Start EXCERPTED RECORDS
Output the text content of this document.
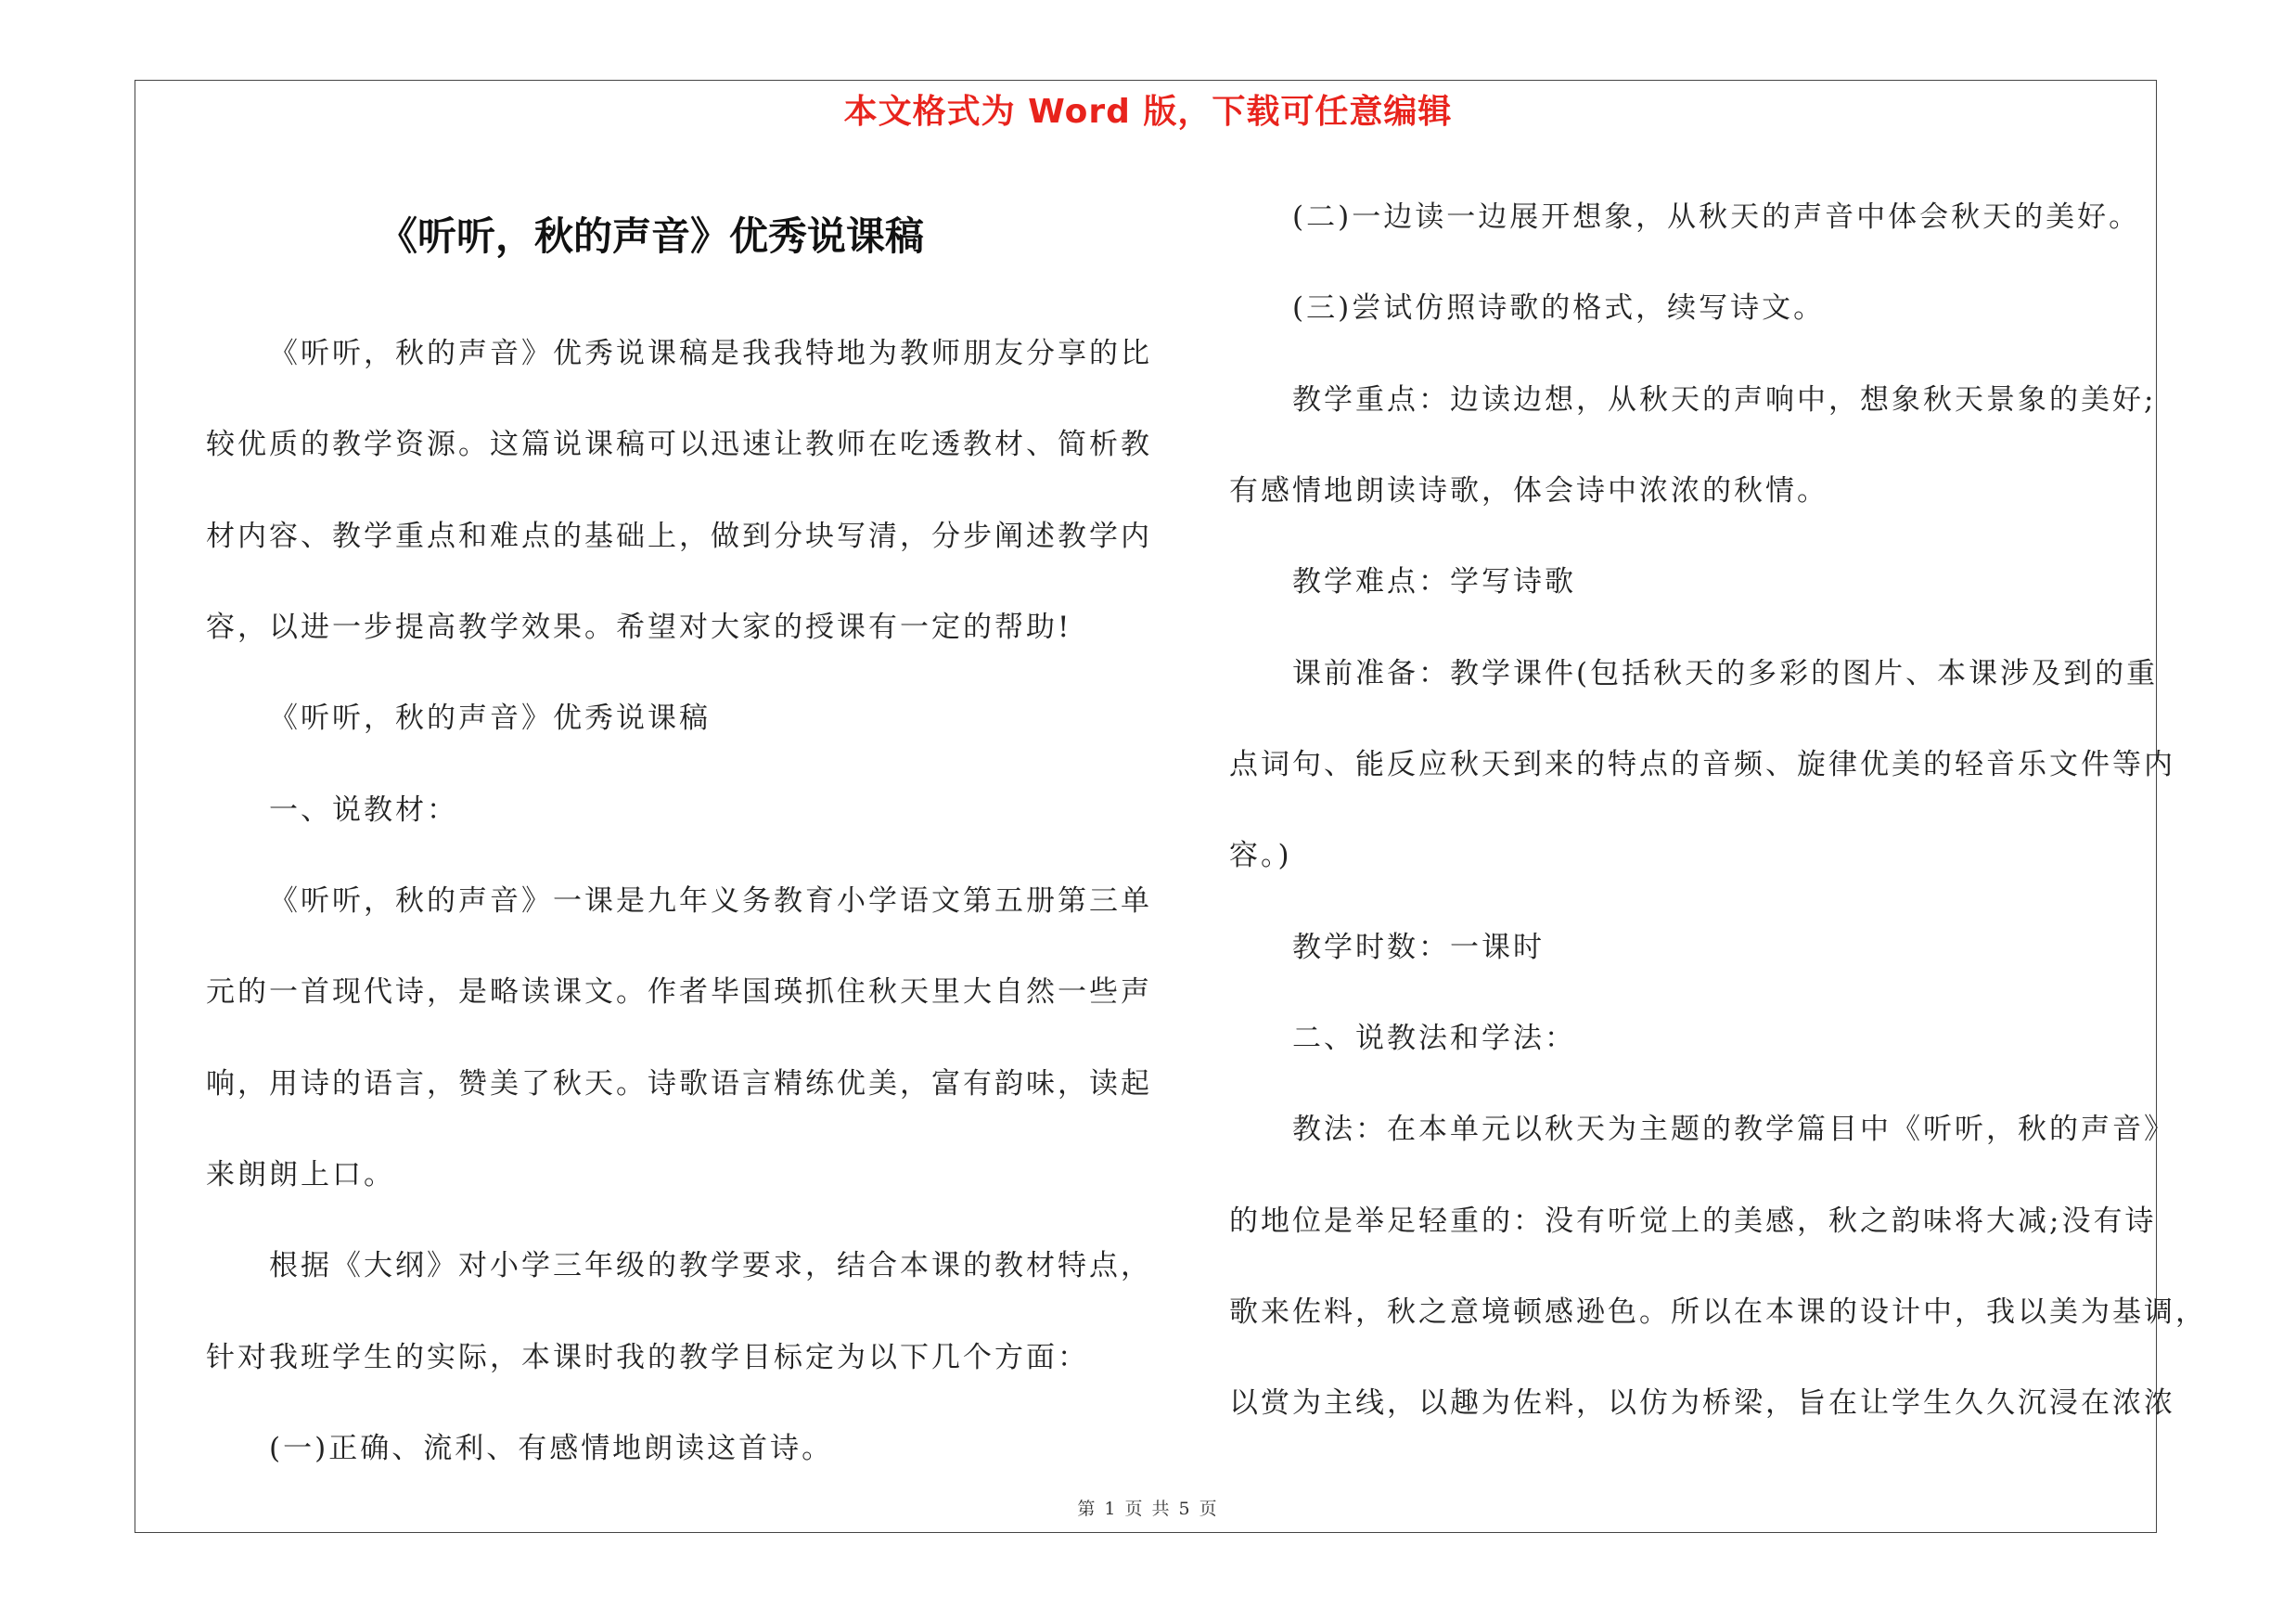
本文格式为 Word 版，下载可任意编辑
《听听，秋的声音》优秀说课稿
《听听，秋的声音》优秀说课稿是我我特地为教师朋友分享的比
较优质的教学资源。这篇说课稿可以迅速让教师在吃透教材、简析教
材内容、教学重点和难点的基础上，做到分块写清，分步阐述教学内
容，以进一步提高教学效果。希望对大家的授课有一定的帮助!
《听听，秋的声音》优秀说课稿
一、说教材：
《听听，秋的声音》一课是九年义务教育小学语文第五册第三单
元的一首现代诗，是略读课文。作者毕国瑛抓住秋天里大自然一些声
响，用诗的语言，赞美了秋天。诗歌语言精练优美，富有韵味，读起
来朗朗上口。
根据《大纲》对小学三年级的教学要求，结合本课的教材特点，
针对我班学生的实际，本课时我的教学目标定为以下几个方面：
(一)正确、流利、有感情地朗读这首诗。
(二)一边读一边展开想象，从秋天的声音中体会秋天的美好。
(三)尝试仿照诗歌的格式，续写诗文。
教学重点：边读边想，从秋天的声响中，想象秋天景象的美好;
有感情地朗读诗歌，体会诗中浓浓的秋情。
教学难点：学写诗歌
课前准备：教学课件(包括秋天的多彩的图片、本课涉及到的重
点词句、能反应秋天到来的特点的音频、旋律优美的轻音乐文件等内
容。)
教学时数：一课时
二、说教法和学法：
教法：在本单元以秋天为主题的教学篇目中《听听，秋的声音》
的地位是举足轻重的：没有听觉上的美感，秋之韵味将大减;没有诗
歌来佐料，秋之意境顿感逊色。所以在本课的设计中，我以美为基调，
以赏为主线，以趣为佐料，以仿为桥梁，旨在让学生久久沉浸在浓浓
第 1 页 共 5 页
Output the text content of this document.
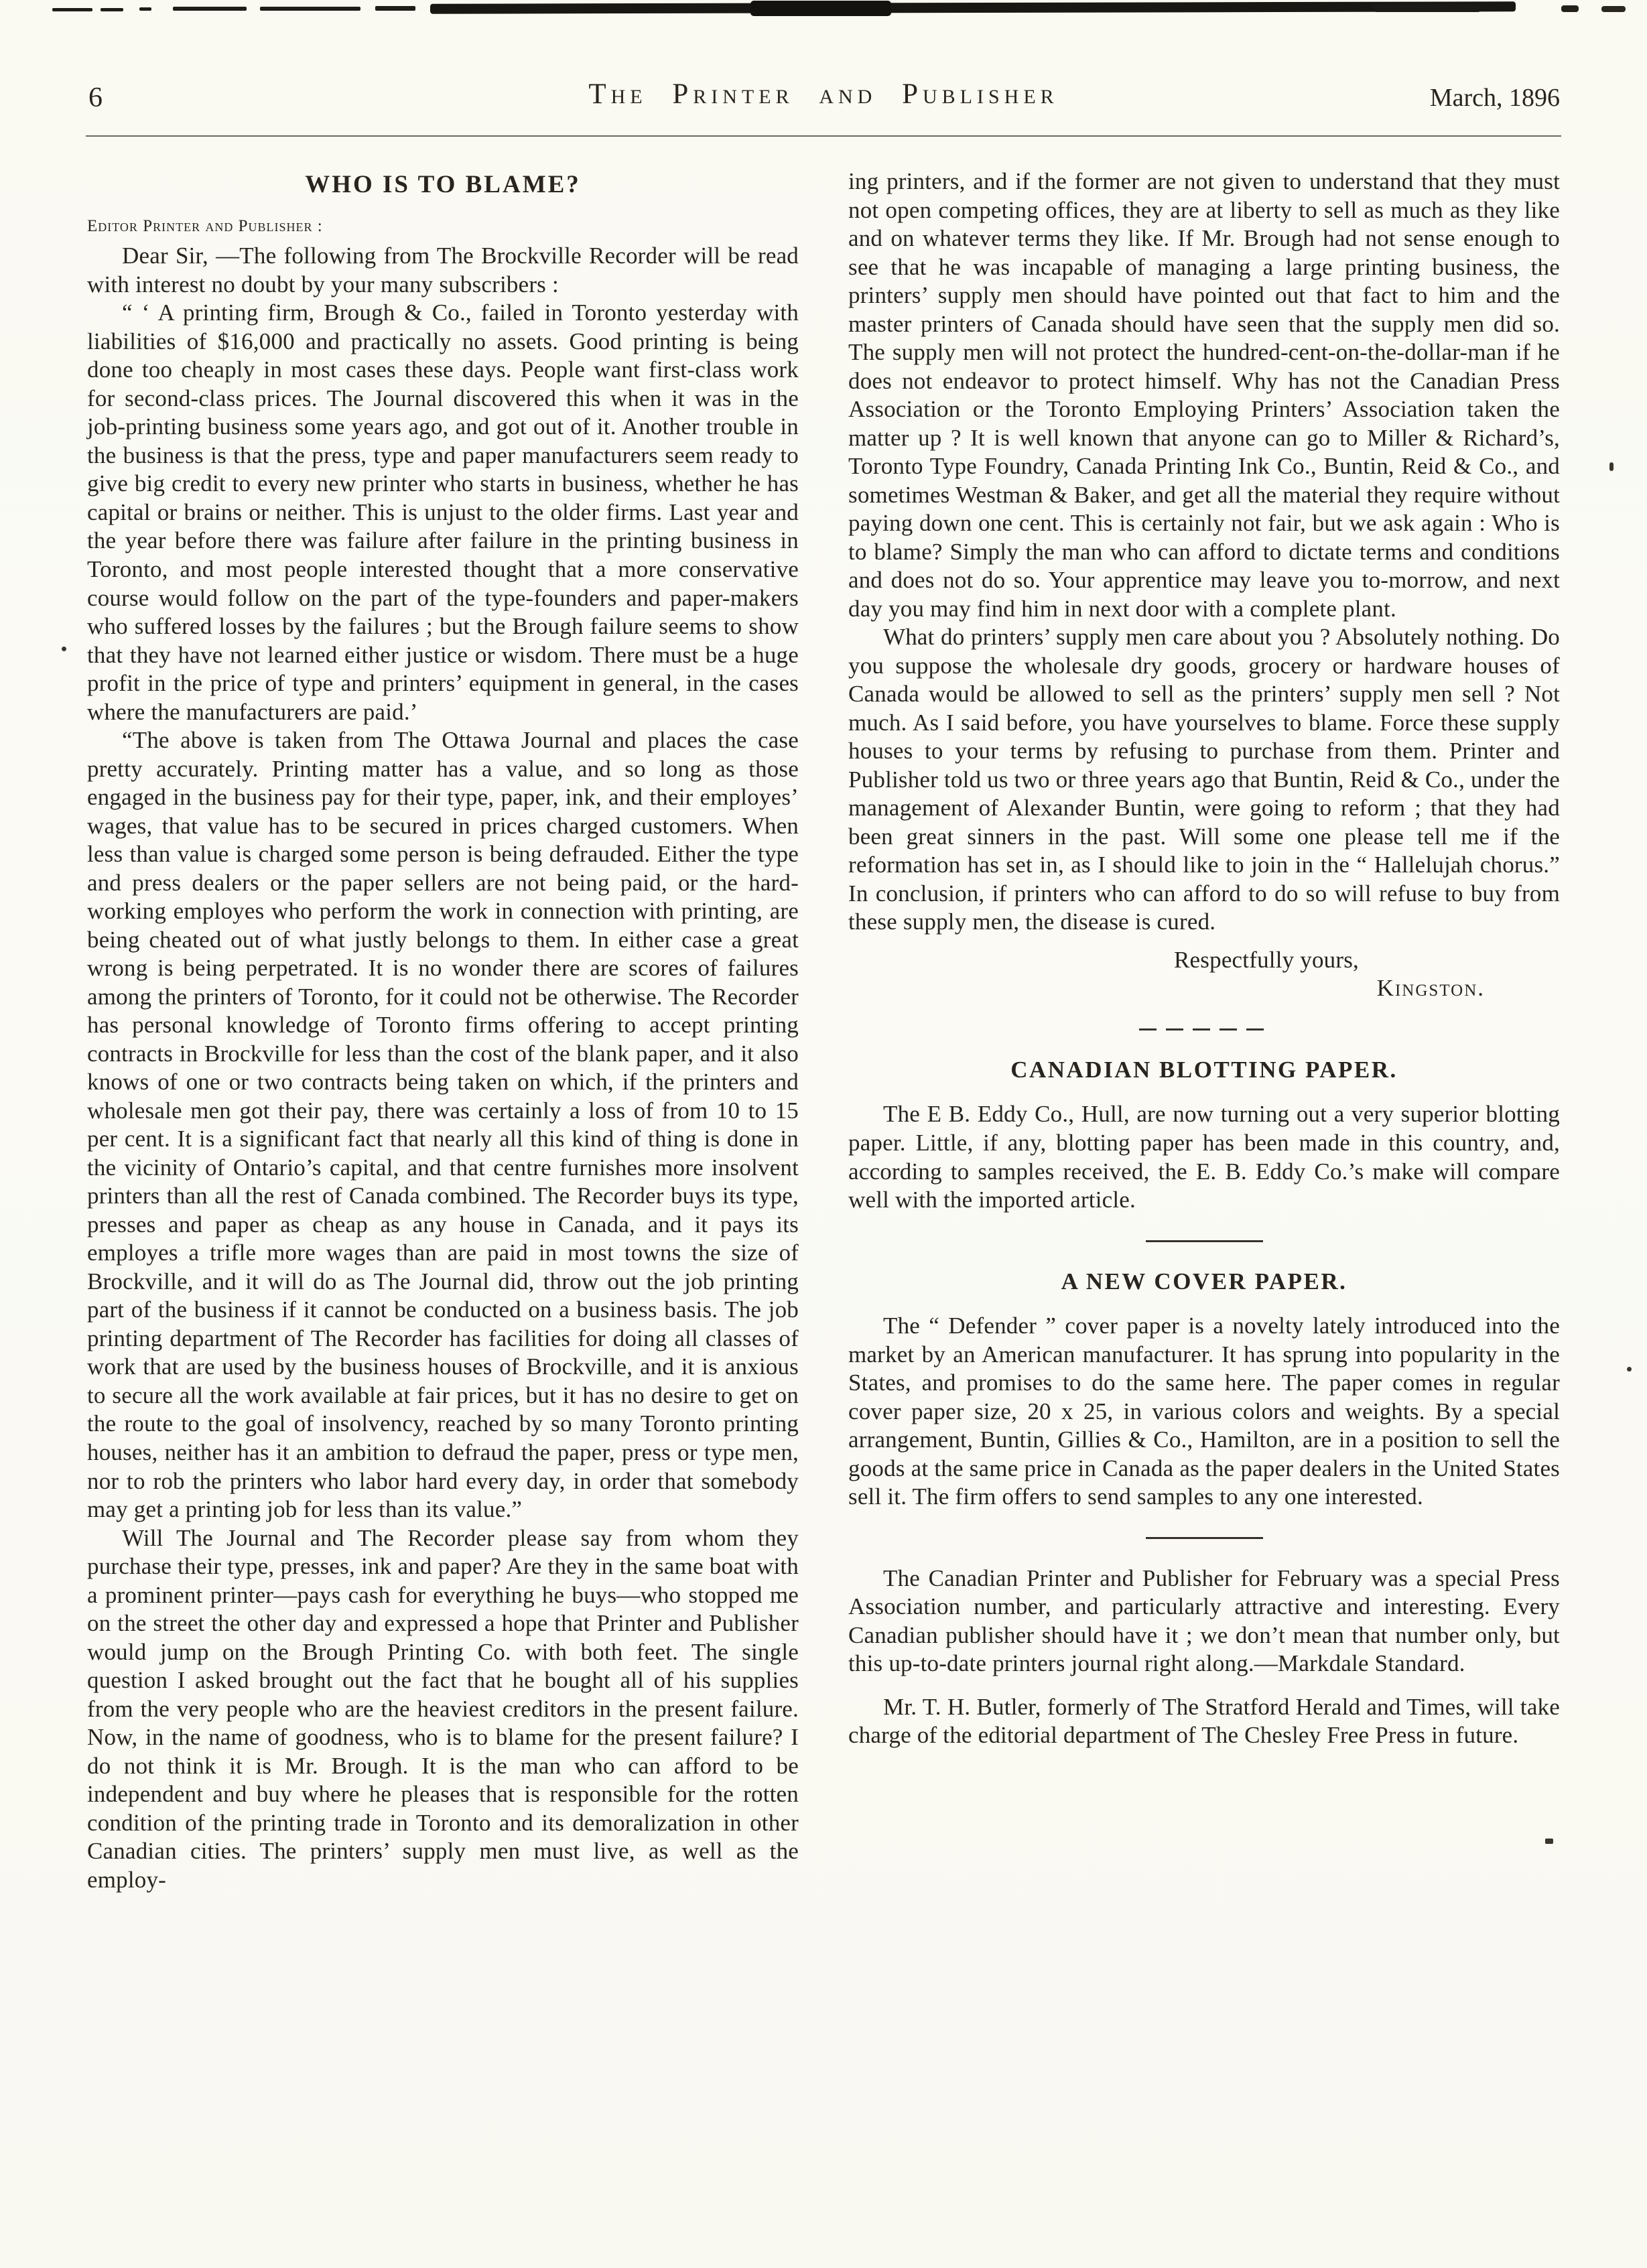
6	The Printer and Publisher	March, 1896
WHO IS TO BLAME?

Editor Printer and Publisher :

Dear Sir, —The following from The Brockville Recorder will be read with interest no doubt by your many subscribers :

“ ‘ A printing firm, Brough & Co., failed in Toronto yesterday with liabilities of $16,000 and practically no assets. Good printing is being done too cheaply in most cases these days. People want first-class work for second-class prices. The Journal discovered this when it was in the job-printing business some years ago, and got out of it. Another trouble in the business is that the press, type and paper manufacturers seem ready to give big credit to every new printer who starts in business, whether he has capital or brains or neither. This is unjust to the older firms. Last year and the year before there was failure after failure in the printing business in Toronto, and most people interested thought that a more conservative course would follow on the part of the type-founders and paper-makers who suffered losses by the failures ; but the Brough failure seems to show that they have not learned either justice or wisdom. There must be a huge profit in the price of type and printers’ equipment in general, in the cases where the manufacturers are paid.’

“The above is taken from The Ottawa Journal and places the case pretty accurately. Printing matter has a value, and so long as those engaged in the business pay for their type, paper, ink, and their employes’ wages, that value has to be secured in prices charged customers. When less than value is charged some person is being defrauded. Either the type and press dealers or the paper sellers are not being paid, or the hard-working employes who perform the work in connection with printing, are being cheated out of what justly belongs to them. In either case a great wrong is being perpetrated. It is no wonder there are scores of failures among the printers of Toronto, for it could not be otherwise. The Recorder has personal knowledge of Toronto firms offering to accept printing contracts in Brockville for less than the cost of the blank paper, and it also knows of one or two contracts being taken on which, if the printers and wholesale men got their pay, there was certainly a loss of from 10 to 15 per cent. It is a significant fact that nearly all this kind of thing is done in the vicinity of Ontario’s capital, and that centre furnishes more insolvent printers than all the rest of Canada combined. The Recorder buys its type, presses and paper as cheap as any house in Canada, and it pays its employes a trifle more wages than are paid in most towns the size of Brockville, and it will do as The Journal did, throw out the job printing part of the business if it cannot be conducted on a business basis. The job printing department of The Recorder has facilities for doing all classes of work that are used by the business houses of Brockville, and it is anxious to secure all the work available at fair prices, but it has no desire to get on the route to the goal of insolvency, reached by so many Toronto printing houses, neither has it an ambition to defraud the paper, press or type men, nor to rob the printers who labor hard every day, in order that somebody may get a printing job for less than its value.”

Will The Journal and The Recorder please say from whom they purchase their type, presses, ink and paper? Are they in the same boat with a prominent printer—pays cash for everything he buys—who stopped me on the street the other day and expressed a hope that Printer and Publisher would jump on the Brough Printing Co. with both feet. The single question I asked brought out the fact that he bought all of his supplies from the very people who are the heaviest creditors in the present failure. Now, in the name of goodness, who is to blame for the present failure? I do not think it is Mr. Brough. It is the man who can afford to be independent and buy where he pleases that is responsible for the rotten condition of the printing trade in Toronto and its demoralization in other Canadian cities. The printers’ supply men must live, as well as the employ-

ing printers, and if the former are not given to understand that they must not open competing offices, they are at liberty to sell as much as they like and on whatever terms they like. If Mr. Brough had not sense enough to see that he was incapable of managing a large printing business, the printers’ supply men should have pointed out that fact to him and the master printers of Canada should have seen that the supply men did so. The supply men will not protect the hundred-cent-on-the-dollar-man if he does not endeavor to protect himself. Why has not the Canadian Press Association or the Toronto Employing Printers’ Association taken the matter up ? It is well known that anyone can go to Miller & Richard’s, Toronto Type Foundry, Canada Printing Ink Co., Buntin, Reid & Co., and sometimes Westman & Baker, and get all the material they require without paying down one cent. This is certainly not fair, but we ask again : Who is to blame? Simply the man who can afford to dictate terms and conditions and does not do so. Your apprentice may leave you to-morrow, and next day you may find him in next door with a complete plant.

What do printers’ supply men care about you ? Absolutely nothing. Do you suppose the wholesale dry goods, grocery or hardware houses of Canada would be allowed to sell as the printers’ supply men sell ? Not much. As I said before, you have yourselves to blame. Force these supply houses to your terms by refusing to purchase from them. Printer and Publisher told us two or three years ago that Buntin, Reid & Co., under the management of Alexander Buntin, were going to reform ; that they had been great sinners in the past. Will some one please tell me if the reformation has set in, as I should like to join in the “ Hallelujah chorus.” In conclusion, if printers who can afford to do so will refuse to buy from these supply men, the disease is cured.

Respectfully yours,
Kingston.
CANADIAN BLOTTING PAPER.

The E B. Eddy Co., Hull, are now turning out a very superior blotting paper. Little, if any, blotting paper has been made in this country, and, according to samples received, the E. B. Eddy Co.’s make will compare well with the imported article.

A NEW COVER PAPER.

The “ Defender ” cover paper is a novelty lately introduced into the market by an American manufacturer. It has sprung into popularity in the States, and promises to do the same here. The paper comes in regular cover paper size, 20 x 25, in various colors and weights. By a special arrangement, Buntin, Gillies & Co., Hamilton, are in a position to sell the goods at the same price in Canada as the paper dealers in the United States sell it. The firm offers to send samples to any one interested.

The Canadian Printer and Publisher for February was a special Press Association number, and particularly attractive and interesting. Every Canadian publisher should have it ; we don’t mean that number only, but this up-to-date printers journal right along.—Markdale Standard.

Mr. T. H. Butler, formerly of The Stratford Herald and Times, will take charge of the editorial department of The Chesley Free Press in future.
End EXCERPTED RECORDS
#### PROBLEM DETAILS:
Work out how many lines of the listing above include "interested". Answer with the number and nothing more.

#### EXERCISE RESPONSE:
2